■ TASK INSTRUCTIONS ■
Lines containing the word "bisher" are the ones to copy from the records below.

■ INPUT FOR THIS TASK ■
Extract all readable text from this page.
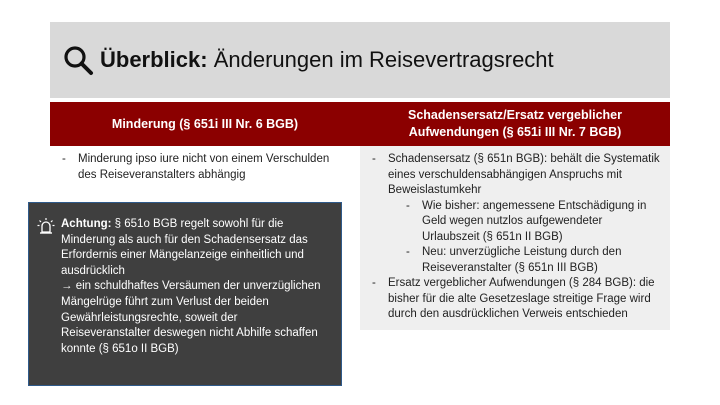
Überblick: Änderungen im Reisevertragsrecht
Minderung (§ 651i III Nr. 6 BGB)
Schadensersatz/Ersatz vergeblicher Aufwendungen (§ 651i III Nr. 7 BGB)
- Minderung ipso iure nicht von einem Verschulden des Reiseveranstalters abhängig
- Schadensersatz (§ 651n BGB): behält die Systematik eines verschuldensabhängigen Anspruchs mit Beweislastumkehr
- Wie bisher: angemessene Entschädigung in Geld wegen nutzlos aufgewendeter Urlaubszeit (§ 651n II BGB)
- Neu: unverzügliche Leistung durch den Reiseveranstalter (§ 651n III BGB)
- Ersatz vergeblicher Aufwendungen (§ 284 BGB): die bisher für die alte Gesetzeslage streitige Frage wird durch den ausdrücklichen Verweis entschieden
Achtung: § 651o BGB regelt sowohl für die Minderung als auch für den Schadensersatz das Erfordernis einer Mängelanzeige einheitlich und ausdrücklich
→ ein schuldhaftes Versäumen der unverzüglichen Mängelrüge führt zum Verlust der beiden Gewährleistungsrechte, soweit der Reiseveranstalter deswegen nicht Abhilfe schaffen konnte (§ 651o II BGB)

■ OUTPUT OF THE EXERCISE ■
- Wie bisher: angemessene Entschädigung in Geld wegen nutzlos aufgewendeter Urlaubszeit (§ 651n II BGB)
- Ersatz vergeblicher Aufwendungen (§ 284 BGB): die bisher für die alte Gesetzeslage streitige Frage wird durch den ausdrücklichen Verweis entschieden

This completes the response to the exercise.